Exercise requirements
Tally the lines in the records underneath that contain the string "María", and state the figure by itself.

- - - -

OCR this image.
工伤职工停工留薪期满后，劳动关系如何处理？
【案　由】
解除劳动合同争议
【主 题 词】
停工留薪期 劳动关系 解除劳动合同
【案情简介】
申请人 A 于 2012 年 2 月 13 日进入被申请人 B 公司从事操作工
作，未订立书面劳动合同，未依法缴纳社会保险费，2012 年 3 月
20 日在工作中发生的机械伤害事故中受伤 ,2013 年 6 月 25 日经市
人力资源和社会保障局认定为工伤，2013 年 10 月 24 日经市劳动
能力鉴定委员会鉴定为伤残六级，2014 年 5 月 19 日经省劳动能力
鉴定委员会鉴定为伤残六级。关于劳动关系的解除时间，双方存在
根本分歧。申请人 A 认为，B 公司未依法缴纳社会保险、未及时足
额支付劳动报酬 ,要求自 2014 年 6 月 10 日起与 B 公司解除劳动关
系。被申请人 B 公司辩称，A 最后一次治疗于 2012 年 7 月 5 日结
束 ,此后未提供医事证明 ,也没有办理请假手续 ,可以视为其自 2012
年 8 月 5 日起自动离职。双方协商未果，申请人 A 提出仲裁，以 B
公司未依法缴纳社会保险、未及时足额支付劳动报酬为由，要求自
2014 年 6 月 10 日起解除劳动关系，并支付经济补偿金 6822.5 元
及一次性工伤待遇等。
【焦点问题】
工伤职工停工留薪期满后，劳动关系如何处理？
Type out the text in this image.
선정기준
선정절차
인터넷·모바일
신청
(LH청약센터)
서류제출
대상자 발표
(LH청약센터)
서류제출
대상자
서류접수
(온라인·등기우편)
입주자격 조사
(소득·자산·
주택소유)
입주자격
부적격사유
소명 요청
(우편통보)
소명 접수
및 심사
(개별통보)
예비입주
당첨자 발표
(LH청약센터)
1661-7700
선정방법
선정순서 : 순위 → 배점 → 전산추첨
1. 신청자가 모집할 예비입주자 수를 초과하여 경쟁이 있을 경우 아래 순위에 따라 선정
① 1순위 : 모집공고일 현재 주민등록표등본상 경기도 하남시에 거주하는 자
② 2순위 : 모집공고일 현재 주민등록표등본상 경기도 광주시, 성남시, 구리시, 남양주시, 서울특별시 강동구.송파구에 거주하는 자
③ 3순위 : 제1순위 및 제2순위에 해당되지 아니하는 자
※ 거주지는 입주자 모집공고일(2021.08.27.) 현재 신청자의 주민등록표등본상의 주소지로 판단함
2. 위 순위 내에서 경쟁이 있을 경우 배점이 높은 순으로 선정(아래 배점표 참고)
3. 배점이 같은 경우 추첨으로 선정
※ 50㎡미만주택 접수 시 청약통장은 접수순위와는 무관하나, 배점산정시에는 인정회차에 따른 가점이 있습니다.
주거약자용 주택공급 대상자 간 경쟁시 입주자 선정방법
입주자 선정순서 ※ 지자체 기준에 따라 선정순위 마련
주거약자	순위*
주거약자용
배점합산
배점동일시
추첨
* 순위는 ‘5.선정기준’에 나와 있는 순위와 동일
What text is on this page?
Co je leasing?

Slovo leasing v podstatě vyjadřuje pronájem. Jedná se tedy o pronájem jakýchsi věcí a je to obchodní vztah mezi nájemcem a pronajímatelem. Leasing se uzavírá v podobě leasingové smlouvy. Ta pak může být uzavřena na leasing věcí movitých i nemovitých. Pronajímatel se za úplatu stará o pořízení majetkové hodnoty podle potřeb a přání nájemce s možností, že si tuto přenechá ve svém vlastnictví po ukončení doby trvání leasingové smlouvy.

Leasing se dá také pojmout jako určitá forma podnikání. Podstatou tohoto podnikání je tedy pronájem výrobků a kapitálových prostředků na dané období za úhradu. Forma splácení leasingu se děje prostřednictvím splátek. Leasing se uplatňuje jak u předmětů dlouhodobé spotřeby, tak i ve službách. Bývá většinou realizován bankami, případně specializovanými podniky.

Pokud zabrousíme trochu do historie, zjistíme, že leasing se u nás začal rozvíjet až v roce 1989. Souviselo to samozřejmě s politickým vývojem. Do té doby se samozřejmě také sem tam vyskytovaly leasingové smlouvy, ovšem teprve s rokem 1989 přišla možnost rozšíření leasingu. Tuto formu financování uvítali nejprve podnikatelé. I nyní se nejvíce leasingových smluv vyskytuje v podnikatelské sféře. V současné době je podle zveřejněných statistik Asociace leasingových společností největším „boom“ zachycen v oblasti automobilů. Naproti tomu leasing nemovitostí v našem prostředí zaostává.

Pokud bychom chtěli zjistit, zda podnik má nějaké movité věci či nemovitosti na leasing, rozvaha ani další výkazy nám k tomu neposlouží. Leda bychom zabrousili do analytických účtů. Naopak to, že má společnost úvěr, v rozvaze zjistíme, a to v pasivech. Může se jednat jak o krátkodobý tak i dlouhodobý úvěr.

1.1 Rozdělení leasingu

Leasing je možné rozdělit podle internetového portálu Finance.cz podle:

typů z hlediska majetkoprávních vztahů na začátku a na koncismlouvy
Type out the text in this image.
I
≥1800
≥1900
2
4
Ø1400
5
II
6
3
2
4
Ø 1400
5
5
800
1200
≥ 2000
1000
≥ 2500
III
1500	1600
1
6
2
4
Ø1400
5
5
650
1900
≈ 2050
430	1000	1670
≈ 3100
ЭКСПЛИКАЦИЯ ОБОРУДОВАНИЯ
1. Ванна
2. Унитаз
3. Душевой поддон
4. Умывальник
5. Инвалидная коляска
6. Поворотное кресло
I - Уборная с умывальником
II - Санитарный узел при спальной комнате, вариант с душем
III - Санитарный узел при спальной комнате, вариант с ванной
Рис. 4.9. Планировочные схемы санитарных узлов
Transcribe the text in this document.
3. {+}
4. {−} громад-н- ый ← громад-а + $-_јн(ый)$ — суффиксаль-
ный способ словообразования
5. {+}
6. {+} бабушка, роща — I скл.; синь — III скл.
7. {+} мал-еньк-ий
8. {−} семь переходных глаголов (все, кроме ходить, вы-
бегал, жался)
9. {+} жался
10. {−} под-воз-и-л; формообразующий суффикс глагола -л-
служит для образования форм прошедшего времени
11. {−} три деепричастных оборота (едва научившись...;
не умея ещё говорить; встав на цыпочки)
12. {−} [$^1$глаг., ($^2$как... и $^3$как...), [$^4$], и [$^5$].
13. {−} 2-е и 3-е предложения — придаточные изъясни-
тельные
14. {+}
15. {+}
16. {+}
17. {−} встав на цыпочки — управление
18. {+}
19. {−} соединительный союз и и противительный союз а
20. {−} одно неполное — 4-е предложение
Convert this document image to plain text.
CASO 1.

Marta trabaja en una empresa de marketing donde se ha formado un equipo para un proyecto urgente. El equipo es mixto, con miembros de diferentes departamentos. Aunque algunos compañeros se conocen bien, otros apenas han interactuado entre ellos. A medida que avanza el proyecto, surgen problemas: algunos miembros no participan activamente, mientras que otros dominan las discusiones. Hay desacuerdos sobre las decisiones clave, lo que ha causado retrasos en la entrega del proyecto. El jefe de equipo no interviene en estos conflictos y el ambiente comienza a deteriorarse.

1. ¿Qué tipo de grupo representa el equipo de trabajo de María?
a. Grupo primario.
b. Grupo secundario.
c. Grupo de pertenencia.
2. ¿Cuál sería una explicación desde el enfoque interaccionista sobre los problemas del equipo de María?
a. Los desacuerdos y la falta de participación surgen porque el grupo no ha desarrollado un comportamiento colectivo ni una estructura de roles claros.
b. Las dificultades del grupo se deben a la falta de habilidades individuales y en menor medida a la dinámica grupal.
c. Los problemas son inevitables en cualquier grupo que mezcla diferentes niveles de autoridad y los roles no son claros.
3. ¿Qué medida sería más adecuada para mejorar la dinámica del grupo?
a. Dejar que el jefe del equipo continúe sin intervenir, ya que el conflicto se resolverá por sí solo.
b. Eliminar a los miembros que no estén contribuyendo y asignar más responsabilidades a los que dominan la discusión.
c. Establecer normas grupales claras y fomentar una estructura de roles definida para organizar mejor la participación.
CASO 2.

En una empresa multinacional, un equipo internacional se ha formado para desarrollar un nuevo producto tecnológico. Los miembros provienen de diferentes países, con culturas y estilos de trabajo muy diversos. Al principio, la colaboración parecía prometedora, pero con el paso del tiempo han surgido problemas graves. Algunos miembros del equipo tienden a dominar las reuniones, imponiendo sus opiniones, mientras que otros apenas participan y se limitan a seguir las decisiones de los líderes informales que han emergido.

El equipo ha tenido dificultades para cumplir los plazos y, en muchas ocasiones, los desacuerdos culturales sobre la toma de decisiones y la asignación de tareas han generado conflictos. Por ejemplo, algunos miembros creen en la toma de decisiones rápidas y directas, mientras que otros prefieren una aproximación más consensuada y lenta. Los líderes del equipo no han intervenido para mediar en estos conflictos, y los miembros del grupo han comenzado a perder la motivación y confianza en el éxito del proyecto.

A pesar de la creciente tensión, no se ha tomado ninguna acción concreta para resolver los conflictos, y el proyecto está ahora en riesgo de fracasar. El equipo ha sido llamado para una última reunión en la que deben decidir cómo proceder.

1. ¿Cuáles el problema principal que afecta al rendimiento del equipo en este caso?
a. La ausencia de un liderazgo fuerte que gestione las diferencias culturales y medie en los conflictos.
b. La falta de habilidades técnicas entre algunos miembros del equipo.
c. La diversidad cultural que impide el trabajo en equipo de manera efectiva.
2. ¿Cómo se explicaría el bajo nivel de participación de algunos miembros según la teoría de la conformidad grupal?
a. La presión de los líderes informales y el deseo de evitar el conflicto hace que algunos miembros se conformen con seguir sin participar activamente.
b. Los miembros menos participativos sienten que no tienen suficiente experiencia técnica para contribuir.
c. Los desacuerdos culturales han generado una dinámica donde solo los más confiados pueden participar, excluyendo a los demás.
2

- - - -

Right answer
2